**Work to do**
Copy every line of the data that includes the string "name".

══ Dataset content

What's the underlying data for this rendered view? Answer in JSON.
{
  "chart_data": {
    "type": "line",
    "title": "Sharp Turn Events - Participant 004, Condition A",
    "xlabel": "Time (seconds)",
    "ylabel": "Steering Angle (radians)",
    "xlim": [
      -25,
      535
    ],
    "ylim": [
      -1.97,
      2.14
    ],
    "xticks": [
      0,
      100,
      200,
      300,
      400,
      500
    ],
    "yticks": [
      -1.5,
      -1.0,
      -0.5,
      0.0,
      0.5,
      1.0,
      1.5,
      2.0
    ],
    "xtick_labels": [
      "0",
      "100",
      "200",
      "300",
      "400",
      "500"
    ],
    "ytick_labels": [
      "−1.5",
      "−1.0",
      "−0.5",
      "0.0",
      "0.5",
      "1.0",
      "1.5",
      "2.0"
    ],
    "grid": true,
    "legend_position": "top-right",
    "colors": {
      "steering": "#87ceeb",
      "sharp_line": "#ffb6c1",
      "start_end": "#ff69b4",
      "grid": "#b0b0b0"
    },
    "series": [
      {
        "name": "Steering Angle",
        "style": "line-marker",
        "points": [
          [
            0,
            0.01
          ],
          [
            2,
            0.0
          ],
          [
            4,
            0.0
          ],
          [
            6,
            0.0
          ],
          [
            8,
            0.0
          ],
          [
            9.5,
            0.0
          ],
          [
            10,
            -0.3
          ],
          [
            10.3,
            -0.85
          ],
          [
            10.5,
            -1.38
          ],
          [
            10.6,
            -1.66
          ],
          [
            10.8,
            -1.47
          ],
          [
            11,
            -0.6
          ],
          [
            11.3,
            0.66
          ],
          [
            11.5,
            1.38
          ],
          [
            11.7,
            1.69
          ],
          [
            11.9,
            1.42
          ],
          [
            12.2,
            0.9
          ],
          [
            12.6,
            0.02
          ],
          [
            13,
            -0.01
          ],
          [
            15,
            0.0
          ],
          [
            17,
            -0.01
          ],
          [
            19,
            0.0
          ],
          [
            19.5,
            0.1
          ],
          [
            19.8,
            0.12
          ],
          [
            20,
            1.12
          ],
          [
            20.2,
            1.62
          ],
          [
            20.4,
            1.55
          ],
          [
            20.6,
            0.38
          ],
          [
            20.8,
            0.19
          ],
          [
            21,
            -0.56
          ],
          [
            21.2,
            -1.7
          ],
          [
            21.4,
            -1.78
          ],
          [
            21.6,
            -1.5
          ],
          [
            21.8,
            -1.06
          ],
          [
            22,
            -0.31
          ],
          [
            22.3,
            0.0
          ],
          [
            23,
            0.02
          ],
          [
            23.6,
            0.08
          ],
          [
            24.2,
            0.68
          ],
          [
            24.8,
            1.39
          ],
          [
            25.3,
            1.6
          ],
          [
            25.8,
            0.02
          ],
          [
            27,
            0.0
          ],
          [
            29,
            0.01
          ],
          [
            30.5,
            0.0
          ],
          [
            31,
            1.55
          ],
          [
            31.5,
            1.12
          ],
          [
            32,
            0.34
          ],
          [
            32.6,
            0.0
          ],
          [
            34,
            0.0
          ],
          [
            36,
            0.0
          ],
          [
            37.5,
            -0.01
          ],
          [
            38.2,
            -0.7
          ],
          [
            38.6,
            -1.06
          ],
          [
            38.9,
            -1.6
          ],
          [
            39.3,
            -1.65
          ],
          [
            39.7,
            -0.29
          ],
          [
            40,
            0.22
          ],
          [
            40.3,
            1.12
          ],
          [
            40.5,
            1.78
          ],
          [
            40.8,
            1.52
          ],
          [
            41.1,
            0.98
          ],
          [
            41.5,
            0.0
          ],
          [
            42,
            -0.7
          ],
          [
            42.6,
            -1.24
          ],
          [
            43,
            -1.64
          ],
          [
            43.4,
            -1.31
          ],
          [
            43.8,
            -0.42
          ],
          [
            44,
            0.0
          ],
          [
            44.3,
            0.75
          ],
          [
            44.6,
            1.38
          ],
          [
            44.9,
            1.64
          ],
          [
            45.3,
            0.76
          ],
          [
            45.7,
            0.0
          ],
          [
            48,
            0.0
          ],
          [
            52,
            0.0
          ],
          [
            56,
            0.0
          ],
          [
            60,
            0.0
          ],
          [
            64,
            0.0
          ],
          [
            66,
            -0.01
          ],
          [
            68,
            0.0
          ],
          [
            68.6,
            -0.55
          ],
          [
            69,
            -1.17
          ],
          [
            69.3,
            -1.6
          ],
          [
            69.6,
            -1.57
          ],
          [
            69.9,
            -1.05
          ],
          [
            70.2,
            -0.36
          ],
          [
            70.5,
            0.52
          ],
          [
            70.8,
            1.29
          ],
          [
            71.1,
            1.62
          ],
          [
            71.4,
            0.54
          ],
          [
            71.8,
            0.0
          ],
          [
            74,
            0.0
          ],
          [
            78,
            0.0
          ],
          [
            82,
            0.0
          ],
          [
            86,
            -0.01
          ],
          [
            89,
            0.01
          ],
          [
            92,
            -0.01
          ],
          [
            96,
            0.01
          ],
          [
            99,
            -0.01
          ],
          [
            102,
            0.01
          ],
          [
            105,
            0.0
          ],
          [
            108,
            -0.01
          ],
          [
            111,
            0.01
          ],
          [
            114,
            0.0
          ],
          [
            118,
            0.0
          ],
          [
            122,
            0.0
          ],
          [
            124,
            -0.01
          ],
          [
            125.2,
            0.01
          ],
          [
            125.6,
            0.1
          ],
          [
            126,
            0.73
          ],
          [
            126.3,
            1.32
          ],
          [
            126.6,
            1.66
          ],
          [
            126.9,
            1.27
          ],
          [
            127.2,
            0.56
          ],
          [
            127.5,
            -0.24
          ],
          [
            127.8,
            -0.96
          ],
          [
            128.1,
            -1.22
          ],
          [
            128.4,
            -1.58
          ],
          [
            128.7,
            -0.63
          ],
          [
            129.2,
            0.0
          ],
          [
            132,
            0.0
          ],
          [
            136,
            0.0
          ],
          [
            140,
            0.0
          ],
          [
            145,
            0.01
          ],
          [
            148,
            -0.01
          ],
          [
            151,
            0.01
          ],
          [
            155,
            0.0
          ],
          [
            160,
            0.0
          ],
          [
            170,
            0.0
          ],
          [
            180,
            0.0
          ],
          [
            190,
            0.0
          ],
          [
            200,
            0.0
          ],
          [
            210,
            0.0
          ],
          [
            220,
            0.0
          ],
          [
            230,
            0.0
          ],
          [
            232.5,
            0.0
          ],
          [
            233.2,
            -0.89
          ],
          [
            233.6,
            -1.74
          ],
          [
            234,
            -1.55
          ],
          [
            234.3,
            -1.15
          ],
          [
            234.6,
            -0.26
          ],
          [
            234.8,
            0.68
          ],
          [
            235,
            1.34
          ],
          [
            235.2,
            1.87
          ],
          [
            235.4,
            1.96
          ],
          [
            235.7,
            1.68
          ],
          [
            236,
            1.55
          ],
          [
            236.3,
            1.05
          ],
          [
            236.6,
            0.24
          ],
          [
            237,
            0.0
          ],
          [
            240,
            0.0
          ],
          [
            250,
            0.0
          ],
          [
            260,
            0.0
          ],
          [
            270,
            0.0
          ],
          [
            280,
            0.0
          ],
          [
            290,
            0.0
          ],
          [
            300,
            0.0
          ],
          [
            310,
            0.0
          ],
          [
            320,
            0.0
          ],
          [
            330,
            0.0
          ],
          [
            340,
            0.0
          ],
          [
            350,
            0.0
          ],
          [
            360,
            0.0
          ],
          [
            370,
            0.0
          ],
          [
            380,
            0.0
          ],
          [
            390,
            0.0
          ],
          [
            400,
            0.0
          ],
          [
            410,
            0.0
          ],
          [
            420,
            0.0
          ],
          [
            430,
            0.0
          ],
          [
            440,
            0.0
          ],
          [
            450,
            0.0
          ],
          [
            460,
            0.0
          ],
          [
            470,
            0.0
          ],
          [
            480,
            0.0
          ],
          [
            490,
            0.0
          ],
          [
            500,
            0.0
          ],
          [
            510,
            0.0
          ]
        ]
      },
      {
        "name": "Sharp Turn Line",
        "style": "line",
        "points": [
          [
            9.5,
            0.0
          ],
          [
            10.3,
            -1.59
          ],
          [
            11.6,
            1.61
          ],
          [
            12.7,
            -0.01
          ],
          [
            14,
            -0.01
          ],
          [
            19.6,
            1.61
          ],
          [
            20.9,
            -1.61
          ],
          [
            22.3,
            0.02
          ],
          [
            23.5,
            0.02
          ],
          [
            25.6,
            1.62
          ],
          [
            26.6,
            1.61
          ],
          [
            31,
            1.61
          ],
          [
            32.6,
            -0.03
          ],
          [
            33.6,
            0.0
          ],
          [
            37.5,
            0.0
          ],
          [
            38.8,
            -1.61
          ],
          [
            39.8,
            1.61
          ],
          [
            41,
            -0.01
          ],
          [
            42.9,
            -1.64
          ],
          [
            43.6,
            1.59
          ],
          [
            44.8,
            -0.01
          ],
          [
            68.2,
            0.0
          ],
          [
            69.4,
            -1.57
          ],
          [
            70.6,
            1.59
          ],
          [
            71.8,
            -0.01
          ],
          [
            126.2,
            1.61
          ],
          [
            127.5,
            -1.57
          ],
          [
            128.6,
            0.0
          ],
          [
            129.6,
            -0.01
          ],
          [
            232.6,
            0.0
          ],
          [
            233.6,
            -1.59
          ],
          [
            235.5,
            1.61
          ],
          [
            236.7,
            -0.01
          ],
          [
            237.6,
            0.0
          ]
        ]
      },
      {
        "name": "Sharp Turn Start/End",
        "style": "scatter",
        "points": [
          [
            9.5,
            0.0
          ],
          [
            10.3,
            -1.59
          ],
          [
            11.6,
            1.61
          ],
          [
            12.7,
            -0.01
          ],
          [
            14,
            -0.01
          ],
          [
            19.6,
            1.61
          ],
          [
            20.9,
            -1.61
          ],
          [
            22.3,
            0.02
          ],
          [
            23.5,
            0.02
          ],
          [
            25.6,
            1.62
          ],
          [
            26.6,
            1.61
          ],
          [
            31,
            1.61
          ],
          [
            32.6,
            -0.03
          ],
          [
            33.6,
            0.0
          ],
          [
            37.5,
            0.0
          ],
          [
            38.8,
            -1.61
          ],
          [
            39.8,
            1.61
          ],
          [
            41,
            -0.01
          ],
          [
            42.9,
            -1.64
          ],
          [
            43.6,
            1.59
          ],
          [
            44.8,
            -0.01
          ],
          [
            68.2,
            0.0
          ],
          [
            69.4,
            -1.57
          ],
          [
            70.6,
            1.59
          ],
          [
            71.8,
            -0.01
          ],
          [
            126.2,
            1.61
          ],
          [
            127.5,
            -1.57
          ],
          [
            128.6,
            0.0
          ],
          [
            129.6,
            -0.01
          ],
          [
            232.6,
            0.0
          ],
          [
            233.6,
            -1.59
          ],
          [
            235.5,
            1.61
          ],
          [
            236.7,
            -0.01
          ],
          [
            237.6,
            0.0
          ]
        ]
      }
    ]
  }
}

════

**Exercise solution**
        "name": "Steering Angle",
        "name": "Sharp Turn Line",
        "name": "Sharp Turn Start/End",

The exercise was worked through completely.